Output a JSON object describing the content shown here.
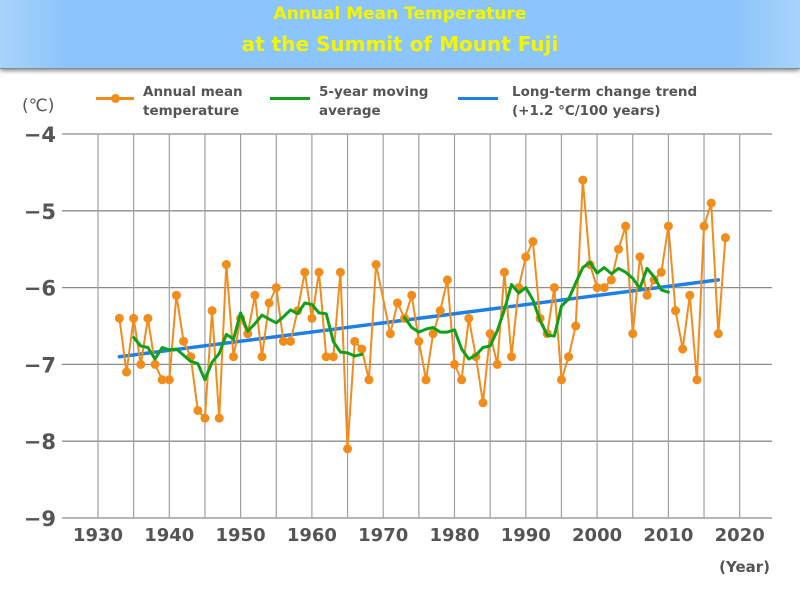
{
  "chart_data": {
    "type": "line",
    "title": "Annual Mean Temperature at the Summit of Mount Fuji",
    "title_lines": [
      "Annual Mean Temperature",
      "at the Summit of Mount Fuji"
    ],
    "ylabel": "(℃)",
    "xlabel": "(Year)",
    "xlim": [
      1925,
      2025
    ],
    "ylim": [
      -9,
      -4
    ],
    "x_ticks": [
      1930,
      1940,
      1950,
      1960,
      1970,
      1980,
      1990,
      2000,
      2010,
      2020
    ],
    "x_tick_labels": [
      "1930",
      "1940",
      "1950",
      "1960",
      "1970",
      "1980",
      "1990",
      "2000",
      "2010",
      "2020"
    ],
    "y_ticks": [
      -4,
      -5,
      -6,
      -7,
      -8,
      -9
    ],
    "y_tick_labels": [
      "−4",
      "−5",
      "−6",
      "−7",
      "−8",
      "−9"
    ],
    "grid": true,
    "x_minor_grid_step": 5,
    "legend_position": "top",
    "colors": {
      "annual": "#f28c1b",
      "moving_avg": "#11a01a",
      "trend": "#1e7fe6",
      "title": "#f5f500",
      "banner": "#8cc5fb"
    },
    "series": [
      {
        "name": "Annual mean temperature",
        "legend_lines": [
          "Annual mean",
          "temperature"
        ],
        "style": "line+markers",
        "x": [
          1933,
          1934,
          1935,
          1936,
          1937,
          1938,
          1939,
          1940,
          1941,
          1942,
          1943,
          1944,
          1945,
          1946,
          1947,
          1948,
          1949,
          1950,
          1951,
          1952,
          1953,
          1954,
          1955,
          1956,
          1957,
          1958,
          1959,
          1960,
          1961,
          1962,
          1963,
          1964,
          1965,
          1966,
          1967,
          1968,
          1969,
          1971,
          1972,
          1973,
          1974,
          1975,
          1976,
          1977,
          1978,
          1979,
          1980,
          1981,
          1982,
          1983,
          1984,
          1985,
          1986,
          1987,
          1988,
          1989,
          1990,
          1991,
          1992,
          1993,
          1994,
          1995,
          1996,
          1997,
          1998,
          1999,
          2000,
          2001,
          2002,
          2003,
          2004,
          2005,
          2006,
          2007,
          2008,
          2009,
          2010,
          2011,
          2012,
          2013,
          2014,
          2015,
          2016,
          2017,
          2018
        ],
        "values": [
          -6.4,
          -7.1,
          -6.4,
          -7.0,
          -6.4,
          -7.0,
          -7.2,
          -7.2,
          -6.1,
          -6.7,
          -6.9,
          -7.6,
          -7.7,
          -6.3,
          -7.7,
          -5.7,
          -6.9,
          -6.4,
          -6.6,
          -6.1,
          -6.9,
          -6.2,
          -6.0,
          -6.7,
          -6.7,
          -6.3,
          -5.8,
          -6.4,
          -5.8,
          -6.9,
          -6.9,
          -5.8,
          -8.1,
          -6.7,
          -6.8,
          -7.2,
          -5.7,
          -6.6,
          -6.2,
          -6.4,
          -6.1,
          -6.7,
          -7.2,
          -6.6,
          -6.3,
          -5.9,
          -7.0,
          -7.2,
          -6.4,
          -6.9,
          -7.5,
          -6.6,
          -7.0,
          -5.8,
          -6.9,
          -6.0,
          -5.6,
          -5.4,
          -6.4,
          -6.6,
          -6.0,
          -7.2,
          -6.9,
          -6.5,
          -4.6,
          -5.7,
          -6.0,
          -6.0,
          -5.9,
          -5.5,
          -5.2,
          -6.6,
          -5.6,
          -6.1,
          -5.9,
          -5.8,
          -5.2,
          -6.3,
          -6.8,
          -6.1,
          -7.2,
          -5.2,
          -4.9,
          -6.6,
          -5.35
        ]
      },
      {
        "name": "5-year moving average",
        "legend_lines": [
          "5-year moving",
          "average"
        ],
        "style": "line",
        "segments": [
          {
            "x": [
              1935,
              1936,
              1937,
              1938,
              1939,
              1940,
              1941,
              1942,
              1943,
              1944,
              1945,
              1946,
              1947,
              1948,
              1949,
              1950,
              1951,
              1952,
              1953,
              1954,
              1955,
              1956,
              1957,
              1958,
              1959,
              1960,
              1961,
              1962,
              1963,
              1964,
              1965,
              1966,
              1967
            ],
            "values": [
              -6.65,
              -6.76,
              -6.78,
              -6.93,
              -6.78,
              -6.81,
              -6.8,
              -6.88,
              -6.96,
              -6.99,
              -7.2,
              -6.97,
              -6.86,
              -6.61,
              -6.67,
              -6.33,
              -6.57,
              -6.47,
              -6.36,
              -6.41,
              -6.46,
              -6.38,
              -6.29,
              -6.34,
              -6.2,
              -6.22,
              -6.33,
              -6.34,
              -6.7,
              -6.84,
              -6.85,
              -6.89,
              -6.87
            ]
          },
          {
            "x": [
              1973,
              1974,
              1975,
              1976,
              1977,
              1978,
              1979,
              1980,
              1981,
              1982,
              1983,
              1984,
              1985,
              1986,
              1987,
              1988,
              1989,
              1990,
              1991,
              1992,
              1993,
              1994,
              1995,
              1996,
              1997,
              1998,
              1999,
              2000,
              2001,
              2002,
              2003,
              2004,
              2005,
              2006,
              2007,
              2008,
              2009,
              2010
            ],
            "values": [
              -6.39,
              -6.52,
              -6.58,
              -6.54,
              -6.52,
              -6.58,
              -6.58,
              -6.55,
              -6.8,
              -6.93,
              -6.88,
              -6.78,
              -6.76,
              -6.56,
              -6.29,
              -5.96,
              -6.07,
              -6.0,
              -6.16,
              -6.43,
              -6.62,
              -6.63,
              -6.24,
              -6.15,
              -5.94,
              -5.74,
              -5.67,
              -5.81,
              -5.74,
              -5.82,
              -5.75,
              -5.8,
              -5.88,
              -6.01,
              -5.75,
              -5.86,
              -6.03,
              -6.06
            ]
          }
        ]
      },
      {
        "name": "Long-term change trend",
        "legend_lines": [
          "Long-term change trend",
          "(+1.2 °C/100 years)"
        ],
        "style": "line",
        "x": [
          1933,
          2017
        ],
        "values": [
          -6.9,
          -5.9
        ],
        "slope_label": "+1.2 °C/100 years"
      }
    ]
  }
}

● **Task goal**
Select all lines in the listing above where the word "trend" appears, and show them.

● **Final result**
      "trend": "#1e7fe6",
        "name": "Long-term change trend",
          "Long-term change trend",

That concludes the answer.